*STATED PROBLEM*
An exact copy of the records is required, minus the pictures they hold.

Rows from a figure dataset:
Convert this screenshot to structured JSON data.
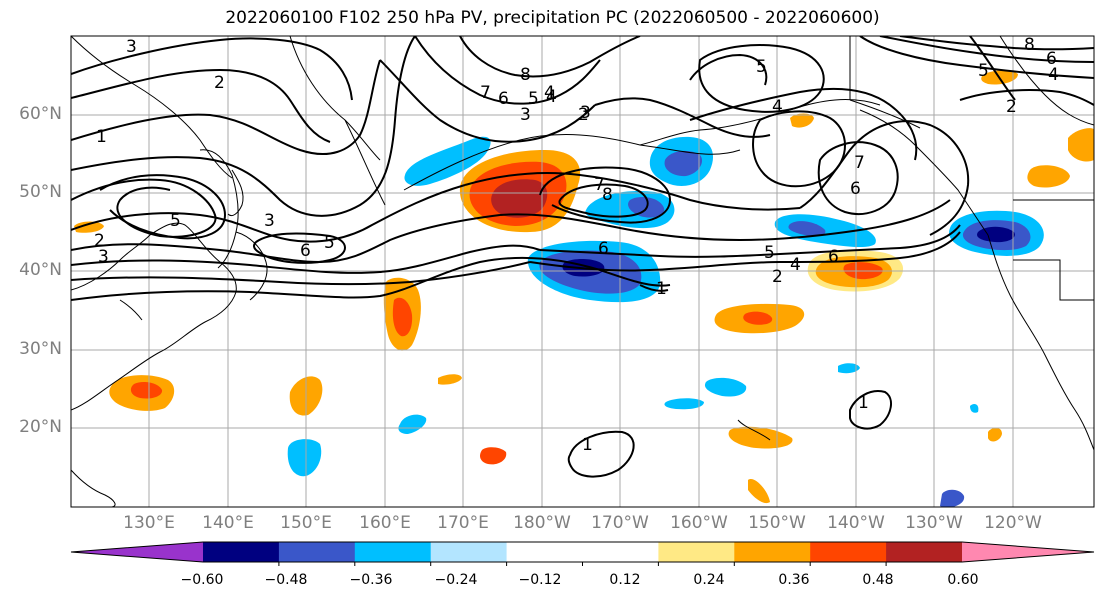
{
  "title": "2022060100 F102 250 hPa PV, precipitation PC (2022060500 - 2022060600)",
  "lat_labels": [
    "60°N",
    "50°N",
    "40°N",
    "30°N",
    "20°N"
  ],
  "lat_values": [
    60,
    50,
    40,
    30,
    20
  ],
  "lon_labels": [
    "130°E",
    "140°E",
    "150°E",
    "160°E",
    "170°E",
    "180°W",
    "170°W",
    "160°W",
    "150°W",
    "140°W",
    "130°W",
    "120°W"
  ],
  "lon_values": [
    130,
    140,
    150,
    160,
    170,
    180,
    190,
    200,
    210,
    220,
    230,
    240
  ],
  "colorbar": {
    "colors": [
      "#9933cc",
      "#000080",
      "#3a57c9",
      "#00bfff",
      "#b3e5ff",
      "#ffffff",
      "#ffffff",
      "#ffe985",
      "#ffa500",
      "#ff4500",
      "#b22222",
      "#ff88b0"
    ],
    "tick_labels": [
      "−0.60",
      "−0.48",
      "−0.36",
      "−0.24",
      "−0.12",
      "0.12",
      "0.24",
      "0.36",
      "0.48",
      "0.60"
    ],
    "tick_values": [
      -0.6,
      -0.48,
      -0.36,
      -0.24,
      -0.12,
      0.12,
      0.24,
      0.36,
      0.48,
      0.6
    ]
  },
  "contour_labels": [
    "3",
    "2",
    "1",
    "5",
    "3",
    "6",
    "5",
    "3",
    "2",
    "3",
    "8",
    "7",
    "6",
    "5",
    "4",
    "3",
    "7",
    "8",
    "6",
    "5",
    "4",
    "2",
    "5",
    "4",
    "7",
    "6",
    "8",
    "1",
    "6",
    "6",
    "5",
    "4",
    "2",
    "2",
    "4",
    "1",
    "1"
  ],
  "precip_colors": {
    "dark_blue": "#000080",
    "mid_blue": "#3a57c9",
    "cyan": "#00bfff",
    "light_yellow": "#ffe985",
    "orange": "#ffa500",
    "red_orange": "#ff4500",
    "dark_red": "#b22222"
  }
}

*REPLY*
Convert this screenshot to structured JSON data.
{
  "title": "2022060100 F102 250 hPa PV, precipitation PC (2022060500 - 2022060600)",
  "lat_labels": [
    "60°N",
    "50°N",
    "40°N",
    "30°N",
    "20°N"
  ],
  "lat_values": [
    60,
    50,
    40,
    30,
    20
  ],
  "lon_labels": [
    "130°E",
    "140°E",
    "150°E",
    "160°E",
    "170°E",
    "180°W",
    "170°W",
    "160°W",
    "150°W",
    "140°W",
    "130°W",
    "120°W"
  ],
  "lon_values": [
    130,
    140,
    150,
    160,
    170,
    180,
    190,
    200,
    210,
    220,
    230,
    240
  ],
  "colorbar": {
    "colors": [
      "#9933cc",
      "#000080",
      "#3a57c9",
      "#00bfff",
      "#b3e5ff",
      "#ffffff",
      "#ffffff",
      "#ffe985",
      "#ffa500",
      "#ff4500",
      "#b22222",
      "#ff88b0"
    ],
    "tick_labels": [
      "−0.60",
      "−0.48",
      "−0.36",
      "−0.24",
      "−0.12",
      "0.12",
      "0.24",
      "0.36",
      "0.48",
      "0.60"
    ],
    "tick_values": [
      -0.6,
      -0.48,
      -0.36,
      -0.24,
      -0.12,
      0.12,
      0.24,
      0.36,
      0.48,
      0.6
    ]
  },
  "contour_labels": [
    "3",
    "2",
    "1",
    "5",
    "3",
    "6",
    "5",
    "3",
    "2",
    "3",
    "8",
    "7",
    "6",
    "5",
    "4",
    "3",
    "7",
    "8",
    "6",
    "5",
    "4",
    "2",
    "5",
    "4",
    "7",
    "6",
    "8",
    "1",
    "6",
    "6",
    "5",
    "4",
    "2",
    "2",
    "4",
    "1",
    "1"
  ],
  "precip_colors": {
    "dark_blue": "#000080",
    "mid_blue": "#3a57c9",
    "cyan": "#00bfff",
    "light_yellow": "#ffe985",
    "orange": "#ffa500",
    "red_orange": "#ff4500",
    "dark_red": "#b22222"
  }
}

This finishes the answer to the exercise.